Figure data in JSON

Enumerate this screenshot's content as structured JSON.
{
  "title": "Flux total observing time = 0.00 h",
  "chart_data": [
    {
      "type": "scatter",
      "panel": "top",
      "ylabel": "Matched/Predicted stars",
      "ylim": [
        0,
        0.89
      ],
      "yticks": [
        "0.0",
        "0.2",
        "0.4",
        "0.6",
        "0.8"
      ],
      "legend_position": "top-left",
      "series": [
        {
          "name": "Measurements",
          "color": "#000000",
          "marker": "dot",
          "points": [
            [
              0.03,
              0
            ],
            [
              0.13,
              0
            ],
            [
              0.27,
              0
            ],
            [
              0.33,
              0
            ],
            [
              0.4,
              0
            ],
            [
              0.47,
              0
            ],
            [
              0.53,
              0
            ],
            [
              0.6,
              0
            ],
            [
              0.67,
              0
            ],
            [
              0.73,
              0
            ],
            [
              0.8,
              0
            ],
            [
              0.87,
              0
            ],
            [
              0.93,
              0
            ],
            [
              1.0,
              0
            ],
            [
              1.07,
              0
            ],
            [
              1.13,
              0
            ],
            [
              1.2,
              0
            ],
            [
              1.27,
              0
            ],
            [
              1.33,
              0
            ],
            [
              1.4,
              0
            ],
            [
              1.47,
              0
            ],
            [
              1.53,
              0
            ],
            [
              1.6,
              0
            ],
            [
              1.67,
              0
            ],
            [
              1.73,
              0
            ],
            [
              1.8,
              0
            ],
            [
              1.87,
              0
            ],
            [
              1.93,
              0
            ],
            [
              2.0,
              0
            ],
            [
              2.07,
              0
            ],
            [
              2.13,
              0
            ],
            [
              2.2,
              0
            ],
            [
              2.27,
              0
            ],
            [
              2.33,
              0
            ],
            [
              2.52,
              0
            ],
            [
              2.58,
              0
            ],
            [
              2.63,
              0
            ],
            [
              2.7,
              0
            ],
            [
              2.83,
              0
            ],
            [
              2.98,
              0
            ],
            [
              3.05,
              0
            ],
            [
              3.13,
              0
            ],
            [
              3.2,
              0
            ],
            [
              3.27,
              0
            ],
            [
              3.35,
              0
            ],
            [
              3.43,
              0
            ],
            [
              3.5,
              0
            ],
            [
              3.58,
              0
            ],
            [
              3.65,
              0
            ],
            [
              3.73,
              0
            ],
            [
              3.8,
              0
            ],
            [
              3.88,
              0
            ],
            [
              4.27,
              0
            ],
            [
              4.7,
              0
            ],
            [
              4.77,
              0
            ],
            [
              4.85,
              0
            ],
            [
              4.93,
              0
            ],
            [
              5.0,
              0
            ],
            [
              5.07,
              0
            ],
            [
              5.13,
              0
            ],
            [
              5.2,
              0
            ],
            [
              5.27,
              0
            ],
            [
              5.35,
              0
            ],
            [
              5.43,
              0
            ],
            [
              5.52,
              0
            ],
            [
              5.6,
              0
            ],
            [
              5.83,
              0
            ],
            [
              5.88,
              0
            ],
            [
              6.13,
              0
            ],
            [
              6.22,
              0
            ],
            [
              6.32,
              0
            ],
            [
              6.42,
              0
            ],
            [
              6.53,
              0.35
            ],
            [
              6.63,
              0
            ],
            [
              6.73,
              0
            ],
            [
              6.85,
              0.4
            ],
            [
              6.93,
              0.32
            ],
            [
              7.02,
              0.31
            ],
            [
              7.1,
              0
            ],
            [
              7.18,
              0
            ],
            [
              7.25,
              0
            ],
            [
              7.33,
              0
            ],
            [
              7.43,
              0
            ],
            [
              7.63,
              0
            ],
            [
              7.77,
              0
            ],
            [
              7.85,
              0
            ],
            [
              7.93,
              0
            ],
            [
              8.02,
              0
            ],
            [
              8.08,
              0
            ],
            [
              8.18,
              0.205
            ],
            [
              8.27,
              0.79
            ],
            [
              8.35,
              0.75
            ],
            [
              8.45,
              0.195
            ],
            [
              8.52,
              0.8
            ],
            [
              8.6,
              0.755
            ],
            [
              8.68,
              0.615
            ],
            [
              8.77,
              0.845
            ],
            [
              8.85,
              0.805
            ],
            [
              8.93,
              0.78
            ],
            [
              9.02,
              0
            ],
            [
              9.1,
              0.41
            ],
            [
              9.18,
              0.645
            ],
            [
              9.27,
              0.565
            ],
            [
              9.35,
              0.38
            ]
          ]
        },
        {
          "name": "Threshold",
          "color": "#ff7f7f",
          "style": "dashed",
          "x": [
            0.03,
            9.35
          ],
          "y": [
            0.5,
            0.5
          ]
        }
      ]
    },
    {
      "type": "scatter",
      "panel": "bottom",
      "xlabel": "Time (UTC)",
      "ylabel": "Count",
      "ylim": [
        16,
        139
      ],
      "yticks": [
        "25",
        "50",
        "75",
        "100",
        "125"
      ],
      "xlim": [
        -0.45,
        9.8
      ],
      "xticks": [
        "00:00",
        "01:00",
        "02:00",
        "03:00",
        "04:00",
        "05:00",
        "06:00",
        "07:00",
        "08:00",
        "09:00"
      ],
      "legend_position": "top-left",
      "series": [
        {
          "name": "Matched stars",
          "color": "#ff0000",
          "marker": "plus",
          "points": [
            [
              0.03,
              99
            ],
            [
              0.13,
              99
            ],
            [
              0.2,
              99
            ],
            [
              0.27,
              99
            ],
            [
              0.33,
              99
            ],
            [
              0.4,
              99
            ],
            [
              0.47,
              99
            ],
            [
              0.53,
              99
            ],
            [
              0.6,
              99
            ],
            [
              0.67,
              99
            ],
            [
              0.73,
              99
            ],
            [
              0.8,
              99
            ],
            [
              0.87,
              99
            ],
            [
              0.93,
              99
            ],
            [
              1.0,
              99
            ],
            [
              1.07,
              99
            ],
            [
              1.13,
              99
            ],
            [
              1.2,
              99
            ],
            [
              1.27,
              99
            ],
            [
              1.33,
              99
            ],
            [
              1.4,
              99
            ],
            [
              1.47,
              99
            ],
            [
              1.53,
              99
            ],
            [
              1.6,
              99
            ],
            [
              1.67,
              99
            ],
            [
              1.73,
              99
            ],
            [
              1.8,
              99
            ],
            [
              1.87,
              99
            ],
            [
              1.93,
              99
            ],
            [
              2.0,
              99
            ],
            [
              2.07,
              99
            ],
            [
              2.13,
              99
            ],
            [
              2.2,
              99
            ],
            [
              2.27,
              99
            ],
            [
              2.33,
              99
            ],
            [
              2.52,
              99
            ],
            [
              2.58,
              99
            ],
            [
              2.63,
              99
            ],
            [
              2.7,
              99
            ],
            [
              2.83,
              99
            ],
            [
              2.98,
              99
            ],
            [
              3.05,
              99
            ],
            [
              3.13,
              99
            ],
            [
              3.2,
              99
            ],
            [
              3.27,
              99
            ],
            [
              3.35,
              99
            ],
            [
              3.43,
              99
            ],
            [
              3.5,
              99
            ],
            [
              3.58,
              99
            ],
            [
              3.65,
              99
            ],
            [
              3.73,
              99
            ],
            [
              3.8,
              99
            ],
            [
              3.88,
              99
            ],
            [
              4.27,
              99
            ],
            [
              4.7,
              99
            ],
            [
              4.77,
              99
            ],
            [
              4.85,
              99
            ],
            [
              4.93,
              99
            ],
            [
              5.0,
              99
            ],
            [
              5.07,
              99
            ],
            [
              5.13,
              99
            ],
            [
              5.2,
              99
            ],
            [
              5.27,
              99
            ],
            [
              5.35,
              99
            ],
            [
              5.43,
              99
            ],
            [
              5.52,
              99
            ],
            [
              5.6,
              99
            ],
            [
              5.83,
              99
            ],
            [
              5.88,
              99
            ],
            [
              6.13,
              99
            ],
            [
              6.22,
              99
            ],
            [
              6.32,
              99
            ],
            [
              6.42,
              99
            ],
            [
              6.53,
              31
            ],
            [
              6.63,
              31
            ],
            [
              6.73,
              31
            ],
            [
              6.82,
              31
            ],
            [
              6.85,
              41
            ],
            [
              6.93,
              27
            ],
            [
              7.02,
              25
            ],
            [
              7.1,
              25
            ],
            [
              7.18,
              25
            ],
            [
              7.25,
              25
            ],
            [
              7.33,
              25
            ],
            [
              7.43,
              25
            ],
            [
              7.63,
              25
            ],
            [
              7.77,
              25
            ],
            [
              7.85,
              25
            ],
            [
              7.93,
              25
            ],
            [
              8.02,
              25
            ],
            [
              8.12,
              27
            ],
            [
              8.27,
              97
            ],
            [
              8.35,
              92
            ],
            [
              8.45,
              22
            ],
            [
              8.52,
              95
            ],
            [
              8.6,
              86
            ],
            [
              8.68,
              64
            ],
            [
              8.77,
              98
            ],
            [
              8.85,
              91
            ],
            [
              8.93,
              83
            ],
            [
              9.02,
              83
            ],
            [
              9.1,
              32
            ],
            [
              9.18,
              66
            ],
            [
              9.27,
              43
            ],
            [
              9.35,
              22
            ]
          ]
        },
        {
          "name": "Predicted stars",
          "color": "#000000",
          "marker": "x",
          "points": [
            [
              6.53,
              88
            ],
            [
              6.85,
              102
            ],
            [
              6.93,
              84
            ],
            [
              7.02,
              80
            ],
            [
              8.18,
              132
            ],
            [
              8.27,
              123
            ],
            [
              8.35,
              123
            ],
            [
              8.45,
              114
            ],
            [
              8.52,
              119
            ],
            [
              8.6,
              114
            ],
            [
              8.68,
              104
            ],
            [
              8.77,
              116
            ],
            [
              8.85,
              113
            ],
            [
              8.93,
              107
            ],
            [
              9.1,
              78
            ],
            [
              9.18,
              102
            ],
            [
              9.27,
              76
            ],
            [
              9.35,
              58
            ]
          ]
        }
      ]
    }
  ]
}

» WHAT TO PRODUCE
Copy out every line from the data above that has "ylabel" in it.

» RESULT
      "ylabel": "Matched/Predicted stars",
      "ylabel": "Count",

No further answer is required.